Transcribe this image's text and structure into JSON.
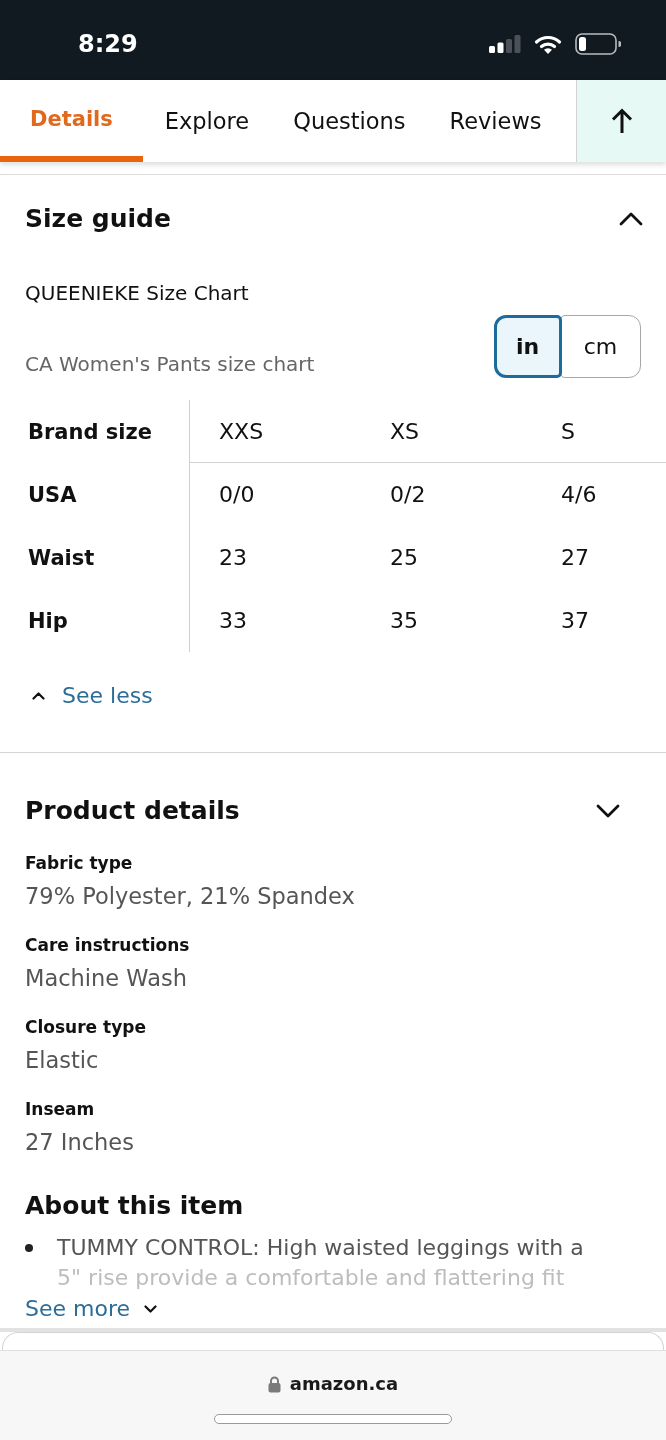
{
  "status_bar": {
    "time": "8:29"
  },
  "tabs": [
    {
      "label": "Details",
      "selected": true
    },
    {
      "label": "Explore",
      "selected": false
    },
    {
      "label": "Questions",
      "selected": false
    },
    {
      "label": "Reviews",
      "selected": false
    }
  ],
  "size_guide": {
    "title": "Size guide",
    "expanded": true,
    "chart_title": "QUEENIEKE Size Chart",
    "chart_subtitle": "CA Women's Pants size chart",
    "units": [
      {
        "label": "in",
        "selected": true
      },
      {
        "label": "cm",
        "selected": false
      }
    ],
    "table": {
      "columns": [
        "Brand size",
        "XXS",
        "XS",
        "S"
      ],
      "rows": [
        [
          "USA",
          "0/0",
          "0/2",
          "4/6"
        ],
        [
          "Waist",
          "23",
          "25",
          "27"
        ],
        [
          "Hip",
          "33",
          "35",
          "37"
        ]
      ]
    },
    "toggle_link": "See less"
  },
  "product_details": {
    "title": "Product details",
    "expanded": false,
    "items": [
      {
        "label": "Fabric type",
        "value": "79% Polyester, 21% Spandex"
      },
      {
        "label": "Care instructions",
        "value": "Machine Wash"
      },
      {
        "label": "Closure type",
        "value": "Elastic"
      },
      {
        "label": "Inseam",
        "value": "27 Inches"
      }
    ]
  },
  "about_item": {
    "title": "About this item",
    "bullets": [
      "TUMMY CONTROL: High waisted leggings with a 5\" rise provide a comfortable and flattering fit"
    ],
    "more_link": "See more"
  },
  "browser_bar": {
    "url": "amazon.ca"
  }
}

--------------------

Check the records above line by line and tally those holding the string "type". Answer with the number only.

2